#### [The problem]
Output every line of the listing below verbatim, omitting the picture.

BEGIN Listed records

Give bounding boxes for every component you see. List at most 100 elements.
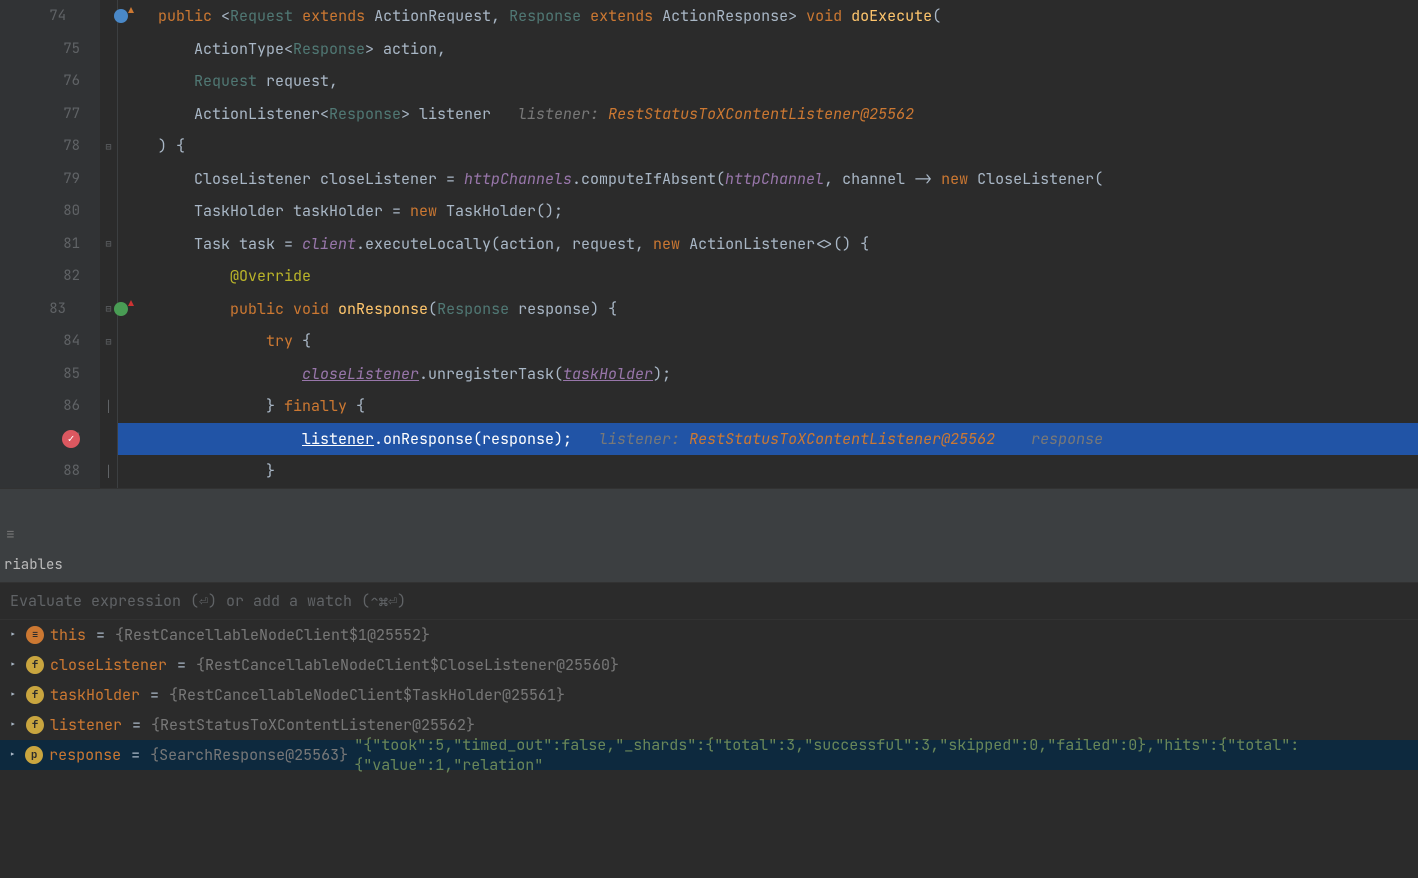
code-line[interactable]: ) { — [118, 130, 1418, 163]
fold-cell: ⊟ — [100, 325, 117, 358]
fold-toggle-icon[interactable]: ⊟ — [105, 335, 111, 348]
fold-cell — [100, 260, 117, 293]
token-plain: ActionType< — [122, 39, 293, 59]
token-generic: Response — [293, 39, 365, 59]
layout-icon[interactable]: ≡ — [6, 524, 15, 544]
token-plain: response) { — [509, 299, 617, 319]
gutter-row[interactable]: 78 — [0, 130, 100, 163]
fold-cell: │ — [100, 455, 117, 488]
token-inlay-val: RestStatusToXContentListener@25562 — [608, 104, 914, 124]
fold-cell: │ — [100, 390, 117, 423]
gutter-row[interactable]: 75 — [0, 33, 100, 66]
token-generic: Response — [437, 299, 509, 319]
variable-value-literal: "{"took":5,"timed_out":false,"_shards":{… — [354, 735, 1418, 775]
token-plain — [122, 429, 302, 449]
token-plain — [122, 299, 230, 319]
code-line[interactable]: public <Request extends ActionRequest, R… — [118, 0, 1418, 33]
token-plain — [122, 71, 194, 91]
code-line[interactable]: public void onResponse(Response response… — [118, 293, 1418, 326]
code-line[interactable]: try { — [118, 325, 1418, 358]
token-inlay: response — [1031, 429, 1103, 449]
token-kw: new — [410, 201, 437, 221]
code-content[interactable]: public <Request extends ActionRequest, R… — [118, 0, 1418, 488]
panel-splitter[interactable] — [0, 488, 1418, 518]
fold-cell — [100, 423, 117, 456]
token-plain — [122, 364, 302, 384]
expand-toggle-icon[interactable]: ▸ — [6, 748, 19, 762]
code-editor[interactable]: 74 75 76 77 787980 81 8283 84 85 86 8788 ⊟ ⊟ ⊟ ⊟ │ │ pu… — [0, 0, 1418, 488]
token-plain: request, — [257, 71, 338, 91]
fold-toggle-icon[interactable]: │ — [106, 400, 112, 413]
code-line[interactable]: ActionListener<Response> listener listen… — [118, 98, 1418, 131]
code-line[interactable]: ActionType<Response> action, — [118, 33, 1418, 66]
equals-sign: = — [96, 625, 105, 645]
gutter-row[interactable]: 79 — [0, 163, 100, 196]
token-plain: > action, — [365, 39, 446, 59]
fold-cell — [100, 33, 117, 66]
field-icon: f — [26, 656, 44, 674]
variable-row[interactable]: ▸fcloseListener = {RestCancellableNodeCl… — [0, 650, 1418, 680]
variable-row[interactable]: ▸presponse = {SearchResponse@25563} "{"t… — [0, 740, 1418, 770]
gutter-row[interactable]: 85 — [0, 358, 100, 391]
code-line[interactable]: Request request, — [118, 65, 1418, 98]
gutter-row[interactable]: 84 — [0, 325, 100, 358]
gutter-row[interactable]: 82 — [0, 260, 100, 293]
gutter-row[interactable]: 80 — [0, 195, 100, 228]
token-plain: { — [347, 396, 365, 416]
token-plain — [122, 331, 266, 351]
variable-name: closeListener — [50, 655, 167, 675]
token-plain: ActionResponse> — [653, 6, 806, 26]
expand-toggle-icon[interactable]: ▸ — [6, 718, 20, 732]
token-plain: .onResponse(response); — [374, 429, 599, 449]
gutter-row[interactable]: 83 — [0, 293, 100, 326]
line-number: 75 — [63, 40, 80, 58]
variable-row[interactable]: ▸≡this = {RestCancellableNodeClient$1@25… — [0, 620, 1418, 650]
code-line[interactable]: } finally { — [118, 390, 1418, 423]
token-ul: listener — [302, 429, 374, 449]
evaluate-expression-input[interactable]: Evaluate expression (⏎) or add a watch (… — [0, 583, 1418, 620]
token-kw: extends — [302, 6, 365, 26]
code-line[interactable]: } — [118, 455, 1418, 488]
token-plain: > listener — [401, 104, 518, 124]
gutter-row[interactable]: 74 — [0, 0, 100, 33]
variable-row[interactable]: ▸ftaskHolder = {RestCancellableNodeClien… — [0, 680, 1418, 710]
variables-list[interactable]: ▸≡this = {RestCancellableNodeClient$1@25… — [0, 620, 1418, 878]
code-line[interactable]: CloseListener closeListener = httpChanne… — [118, 163, 1418, 196]
fold-toggle-icon[interactable]: ⊟ — [105, 140, 111, 153]
line-number: 74 — [49, 7, 66, 25]
token-ital-ul: closeListener — [302, 364, 419, 384]
variable-name: response — [49, 745, 121, 765]
code-line[interactable]: closeListener.unregisterTask(taskHolder)… — [118, 358, 1418, 391]
line-number: 86 — [63, 397, 80, 415]
code-line[interactable]: listener.onResponse(response); listener:… — [118, 423, 1418, 456]
gutter-row[interactable]: 88 — [0, 455, 100, 488]
expand-toggle-icon[interactable]: ▸ — [6, 628, 20, 642]
fold-cell: ⊟ — [100, 130, 117, 163]
code-line[interactable]: Task task = client.executeLocally(action… — [118, 228, 1418, 261]
token-inlay: listener: — [599, 429, 689, 449]
implements-method-icon[interactable] — [114, 302, 128, 316]
token-plain: } — [122, 461, 275, 481]
expand-toggle-icon[interactable]: ▸ — [6, 658, 20, 672]
line-number: 84 — [63, 332, 80, 350]
expand-toggle-icon[interactable]: ▸ — [6, 688, 20, 702]
field-icon: f — [26, 686, 44, 704]
code-line[interactable]: @Override — [118, 260, 1418, 293]
gutter-row[interactable]: 81 — [0, 228, 100, 261]
line-number: 77 — [63, 105, 80, 123]
variable-name: listener — [50, 715, 122, 735]
breakpoint-verified-icon[interactable] — [62, 430, 80, 448]
variables-tab[interactable]: riables — [0, 550, 1418, 583]
token-plain: .executeLocally(action, request, — [356, 234, 653, 254]
token-ital: client — [302, 234, 356, 254]
editor-gutter: 74 75 76 77 787980 81 8283 84 85 86 8788 — [0, 0, 100, 488]
gutter-row[interactable]: 77 — [0, 98, 100, 131]
gutter-row[interactable]: 76 — [0, 65, 100, 98]
fold-toggle-icon[interactable]: ⊟ — [105, 302, 111, 315]
line-number: 81 — [63, 235, 80, 253]
code-line[interactable]: TaskHolder taskHolder = new TaskHolder()… — [118, 195, 1418, 228]
fold-toggle-icon[interactable]: │ — [106, 465, 112, 478]
gutter-row[interactable]: 87 — [0, 423, 100, 456]
fold-toggle-icon[interactable]: ⊟ — [105, 237, 111, 250]
gutter-row[interactable]: 86 — [0, 390, 100, 423]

END Listed records

#### [The reply]
Give bounding boxes for every component you see. List at most 100 elements.
code-line[interactable]: ) { — [118, 130, 1418, 163]
fold-cell: ⊟ — [100, 325, 117, 358]
fold-toggle-icon[interactable]: ⊟ — [105, 335, 111, 348]
fold-cell — [100, 260, 117, 293]
token-plain: ActionType< — [122, 39, 293, 59]
token-generic: Response — [293, 39, 365, 59]
layout-icon[interactable]: ≡ — [6, 524, 15, 544]
token-plain: response) { — [509, 299, 617, 319]
gutter-row[interactable]: 78 — [0, 130, 100, 163]
fold-cell: │ — [100, 455, 117, 488]
token-inlay-val: RestStatusToXContentListener@25562 — [608, 104, 914, 124]
fold-cell: │ — [100, 390, 117, 423]
gutter-row[interactable]: 75 — [0, 33, 100, 66]
token-generic: Response — [437, 299, 509, 319]
variable-value-literal: "{"took":5,"timed_out":false,"_shards":{… — [354, 735, 1418, 775]
token-plain — [122, 429, 302, 449]
token-plain — [122, 299, 230, 319]
code-line[interactable]: public <Request extends ActionRequest, R… — [118, 0, 1418, 33]
token-plain — [122, 71, 194, 91]
code-line[interactable]: public void onResponse(Response response… — [118, 293, 1418, 326]
code-line[interactable]: try { — [118, 325, 1418, 358]
token-inlay: response — [1031, 429, 1103, 449]
token-kw: new — [410, 201, 437, 221]
code-content[interactable]: public <Request extends ActionRequest, R… — [118, 0, 1418, 488]
panel-splitter[interactable] — [0, 488, 1418, 518]
fold-cell — [100, 423, 117, 456]
token-plain — [122, 364, 302, 384]
expand-toggle-icon[interactable]: ▸ — [6, 748, 19, 762]
code-editor[interactable]: 74 75 76 77 787980 81 8283 84 85 86 8788 ⊟ ⊟ ⊟ ⊟ │ │ pu… — [0, 0, 1418, 488]
token-plain: request, — [257, 71, 338, 91]
fold-toggle-icon[interactable]: │ — [106, 400, 112, 413]
code-line[interactable]: ActionListener<Response> listener listen… — [118, 98, 1418, 131]
code-line[interactable]: ActionType<Response> action, — [118, 33, 1418, 66]
equals-sign: = — [96, 625, 105, 645]
gutter-row[interactable]: 79 — [0, 163, 100, 196]
token-plain: > action, — [365, 39, 446, 59]
fold-cell — [100, 33, 117, 66]
field-icon: f — [26, 656, 44, 674]
variable-row[interactable]: ▸fcloseListener = {RestCancellableNodeCl… — [0, 650, 1418, 680]
variable-row[interactable]: ▸presponse = {SearchResponse@25563} "{"t… — [0, 740, 1418, 770]
gutter-row[interactable]: 85 — [0, 358, 100, 391]
code-line[interactable]: Request request, — [118, 65, 1418, 98]
gutter-row[interactable]: 84 — [0, 325, 100, 358]
gutter-row[interactable]: 82 — [0, 260, 100, 293]
gutter-row[interactable]: 80 — [0, 195, 100, 228]
token-plain: { — [347, 396, 365, 416]
token-plain — [122, 331, 266, 351]
variable-name: closeListener — [50, 655, 167, 675]
token-plain: ActionResponse> — [653, 6, 806, 26]
expand-toggle-icon[interactable]: ▸ — [6, 718, 20, 732]
token-plain: .onResponse(response); — [374, 429, 599, 449]
gutter-row[interactable]: 83 — [0, 293, 100, 326]
line-number: 75 — [63, 40, 80, 58]
variable-row[interactable]: ▸≡this = {RestCancellableNodeClient$1@25… — [0, 620, 1418, 650]
code-line[interactable]: } finally { — [118, 390, 1418, 423]
token-ul: listener — [302, 429, 374, 449]
evaluate-expression-input[interactable]: Evaluate expression (⏎) or add a watch (… — [0, 583, 1418, 620]
token-kw: extends — [302, 6, 365, 26]
code-line[interactable]: } — [118, 455, 1418, 488]
token-plain: > listener — [401, 104, 518, 124]
gutter-row[interactable]: 74 — [0, 0, 100, 33]
variable-row[interactable]: ▸ftaskHolder = {RestCancellableNodeClien… — [0, 680, 1418, 710]
variables-list[interactable]: ▸≡this = {RestCancellableNodeClient$1@25… — [0, 620, 1418, 878]
code-line[interactable]: CloseListener closeListener = httpChanne… — [118, 163, 1418, 196]
fold-toggle-icon[interactable]: ⊟ — [105, 140, 111, 153]
line-number: 74 — [49, 7, 66, 25]
token-ital-ul: closeListener — [302, 364, 419, 384]
variable-name: response — [49, 745, 121, 765]
code-line[interactable]: closeListener.unregisterTask(taskHolder)… — [118, 358, 1418, 391]
line-number: 86 — [63, 397, 80, 415]
code-line[interactable]: listener.onResponse(response); listener:… — [118, 423, 1418, 456]
gutter-row[interactable]: 88 — [0, 455, 100, 488]
expand-toggle-icon[interactable]: ▸ — [6, 628, 20, 642]
fold-cell: ⊟ — [100, 130, 117, 163]
code-line[interactable]: Task task = client.executeLocally(action… — [118, 228, 1418, 261]
token-inlay: listener: — [599, 429, 689, 449]
implements-method-icon[interactable] — [114, 302, 128, 316]
token-plain: } — [122, 461, 275, 481]
expand-toggle-icon[interactable]: ▸ — [6, 658, 20, 672]
line-number: 84 — [63, 332, 80, 350]
expand-toggle-icon[interactable]: ▸ — [6, 688, 20, 702]
field-icon: f — [26, 686, 44, 704]
code-line[interactable]: @Override — [118, 260, 1418, 293]
gutter-row[interactable]: 81 — [0, 228, 100, 261]
line-number: 77 — [63, 105, 80, 123]
variable-name: listener — [50, 715, 122, 735]
breakpoint-verified-icon[interactable] — [62, 430, 80, 448]
variables-tab[interactable]: riables — [0, 550, 1418, 583]
token-plain: .executeLocally(action, request, — [356, 234, 653, 254]
token-ital: client — [302, 234, 356, 254]
editor-gutter: 74 75 76 77 787980 81 8283 84 85 86 8788 — [0, 0, 100, 488]
gutter-row[interactable]: 77 — [0, 98, 100, 131]
gutter-row[interactable]: 76 — [0, 65, 100, 98]
fold-toggle-icon[interactable]: ⊟ — [105, 302, 111, 315]
line-number: 81 — [63, 235, 80, 253]
code-line[interactable]: TaskHolder taskHolder = new TaskHolder()… — [118, 195, 1418, 228]
fold-toggle-icon[interactable]: │ — [106, 465, 112, 478]
gutter-row[interactable]: 87 — [0, 423, 100, 456]
fold-toggle-icon[interactable]: ⊟ — [105, 237, 111, 250]
gutter-row[interactable]: 86 — [0, 390, 100, 423]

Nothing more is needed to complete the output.